### Task description
Go through the data below and gather each line containing "above".

### Exercise inputs

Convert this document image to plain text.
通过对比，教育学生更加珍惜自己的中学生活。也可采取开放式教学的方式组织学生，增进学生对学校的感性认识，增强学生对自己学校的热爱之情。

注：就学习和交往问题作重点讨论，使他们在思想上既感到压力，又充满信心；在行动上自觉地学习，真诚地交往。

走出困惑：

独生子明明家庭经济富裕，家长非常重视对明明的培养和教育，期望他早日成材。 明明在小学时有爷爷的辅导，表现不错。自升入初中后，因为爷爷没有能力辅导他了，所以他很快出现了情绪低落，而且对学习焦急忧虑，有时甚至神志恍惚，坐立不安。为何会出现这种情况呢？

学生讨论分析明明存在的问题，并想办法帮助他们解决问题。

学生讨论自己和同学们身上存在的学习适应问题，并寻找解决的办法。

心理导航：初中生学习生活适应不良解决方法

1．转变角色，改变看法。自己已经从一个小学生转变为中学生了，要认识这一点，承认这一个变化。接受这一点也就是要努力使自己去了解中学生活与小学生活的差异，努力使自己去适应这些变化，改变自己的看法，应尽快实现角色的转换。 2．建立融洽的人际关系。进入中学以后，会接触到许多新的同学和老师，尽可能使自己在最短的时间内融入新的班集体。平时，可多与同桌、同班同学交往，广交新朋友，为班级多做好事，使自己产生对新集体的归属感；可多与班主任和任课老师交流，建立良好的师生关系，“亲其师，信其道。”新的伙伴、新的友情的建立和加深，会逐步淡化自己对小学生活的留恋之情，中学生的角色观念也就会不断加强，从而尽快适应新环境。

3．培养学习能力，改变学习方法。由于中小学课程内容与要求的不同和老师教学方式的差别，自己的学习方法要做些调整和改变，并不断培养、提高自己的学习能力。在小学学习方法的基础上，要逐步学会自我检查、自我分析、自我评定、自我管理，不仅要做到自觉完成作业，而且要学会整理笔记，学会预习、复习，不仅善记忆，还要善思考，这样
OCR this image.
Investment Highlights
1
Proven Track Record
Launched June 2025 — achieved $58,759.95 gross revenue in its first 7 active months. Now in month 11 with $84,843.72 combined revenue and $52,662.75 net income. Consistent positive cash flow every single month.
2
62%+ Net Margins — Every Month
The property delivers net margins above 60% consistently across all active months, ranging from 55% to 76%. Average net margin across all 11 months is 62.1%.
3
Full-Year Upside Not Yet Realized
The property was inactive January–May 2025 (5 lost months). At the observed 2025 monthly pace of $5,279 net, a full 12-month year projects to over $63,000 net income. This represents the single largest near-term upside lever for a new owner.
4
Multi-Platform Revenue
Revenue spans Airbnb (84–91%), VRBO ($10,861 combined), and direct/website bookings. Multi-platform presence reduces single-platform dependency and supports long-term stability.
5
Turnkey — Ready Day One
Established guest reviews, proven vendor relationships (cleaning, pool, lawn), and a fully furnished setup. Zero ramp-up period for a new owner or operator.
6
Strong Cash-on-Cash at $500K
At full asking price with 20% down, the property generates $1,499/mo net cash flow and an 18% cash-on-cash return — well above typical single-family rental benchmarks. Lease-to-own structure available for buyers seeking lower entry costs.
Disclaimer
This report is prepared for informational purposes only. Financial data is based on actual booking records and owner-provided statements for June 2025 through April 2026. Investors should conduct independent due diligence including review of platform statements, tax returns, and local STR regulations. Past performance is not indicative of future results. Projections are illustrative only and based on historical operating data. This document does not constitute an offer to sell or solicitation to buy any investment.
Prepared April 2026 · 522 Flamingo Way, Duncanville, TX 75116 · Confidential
...
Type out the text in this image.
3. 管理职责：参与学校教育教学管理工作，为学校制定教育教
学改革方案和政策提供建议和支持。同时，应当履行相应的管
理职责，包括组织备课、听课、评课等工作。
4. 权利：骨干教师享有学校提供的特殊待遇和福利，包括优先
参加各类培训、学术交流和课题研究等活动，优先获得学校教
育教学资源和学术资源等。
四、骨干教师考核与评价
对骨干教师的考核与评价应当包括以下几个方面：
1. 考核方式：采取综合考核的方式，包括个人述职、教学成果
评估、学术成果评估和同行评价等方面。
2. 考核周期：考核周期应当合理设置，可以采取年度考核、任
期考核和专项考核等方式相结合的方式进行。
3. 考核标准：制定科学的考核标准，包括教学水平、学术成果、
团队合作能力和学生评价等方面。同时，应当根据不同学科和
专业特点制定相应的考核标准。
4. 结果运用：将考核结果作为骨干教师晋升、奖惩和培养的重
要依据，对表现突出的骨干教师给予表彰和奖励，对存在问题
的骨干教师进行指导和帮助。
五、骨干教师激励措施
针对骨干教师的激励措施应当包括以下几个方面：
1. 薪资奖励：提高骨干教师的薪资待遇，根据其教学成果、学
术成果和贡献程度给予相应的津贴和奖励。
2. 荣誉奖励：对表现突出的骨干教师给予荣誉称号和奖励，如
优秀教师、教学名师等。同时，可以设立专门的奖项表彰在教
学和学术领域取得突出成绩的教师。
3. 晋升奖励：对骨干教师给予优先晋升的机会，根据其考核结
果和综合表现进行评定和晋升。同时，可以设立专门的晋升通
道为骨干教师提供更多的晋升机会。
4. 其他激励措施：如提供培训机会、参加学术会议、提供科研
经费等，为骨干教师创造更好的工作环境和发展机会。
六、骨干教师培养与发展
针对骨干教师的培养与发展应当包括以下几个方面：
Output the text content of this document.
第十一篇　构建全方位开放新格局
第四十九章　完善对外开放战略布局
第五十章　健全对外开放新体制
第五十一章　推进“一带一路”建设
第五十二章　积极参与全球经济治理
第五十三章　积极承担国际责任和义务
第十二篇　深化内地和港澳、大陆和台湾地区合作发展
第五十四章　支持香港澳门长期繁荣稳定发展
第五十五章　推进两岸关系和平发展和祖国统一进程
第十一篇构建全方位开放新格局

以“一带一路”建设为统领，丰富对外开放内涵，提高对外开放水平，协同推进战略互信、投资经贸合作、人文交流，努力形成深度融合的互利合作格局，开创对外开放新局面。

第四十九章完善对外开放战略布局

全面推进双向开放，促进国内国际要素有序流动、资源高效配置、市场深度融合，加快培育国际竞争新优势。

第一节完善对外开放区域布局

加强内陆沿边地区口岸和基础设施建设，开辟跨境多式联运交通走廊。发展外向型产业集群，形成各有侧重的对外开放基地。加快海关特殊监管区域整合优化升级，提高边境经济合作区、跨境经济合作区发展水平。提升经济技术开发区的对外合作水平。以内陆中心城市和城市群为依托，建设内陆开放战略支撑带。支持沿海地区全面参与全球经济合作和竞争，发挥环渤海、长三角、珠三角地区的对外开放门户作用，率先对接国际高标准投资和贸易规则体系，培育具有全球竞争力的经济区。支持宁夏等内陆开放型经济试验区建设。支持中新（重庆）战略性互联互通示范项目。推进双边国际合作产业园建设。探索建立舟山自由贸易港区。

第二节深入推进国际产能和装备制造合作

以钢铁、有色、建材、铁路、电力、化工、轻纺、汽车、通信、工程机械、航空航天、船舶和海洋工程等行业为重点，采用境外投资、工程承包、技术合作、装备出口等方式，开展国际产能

### Reply to the exercise
The property delivers net margins above 60% consistently across all active months, ranging from 55% to 76%. Average net margin across all 11 months is 62.1%.
At full asking price with 20% down, the property generates $1,499/mo net cash flow and an 18% cash-on-cash return — well above typical single-family rental benchmarks. Lease-to-own structure available for buyers seeking lower entry costs.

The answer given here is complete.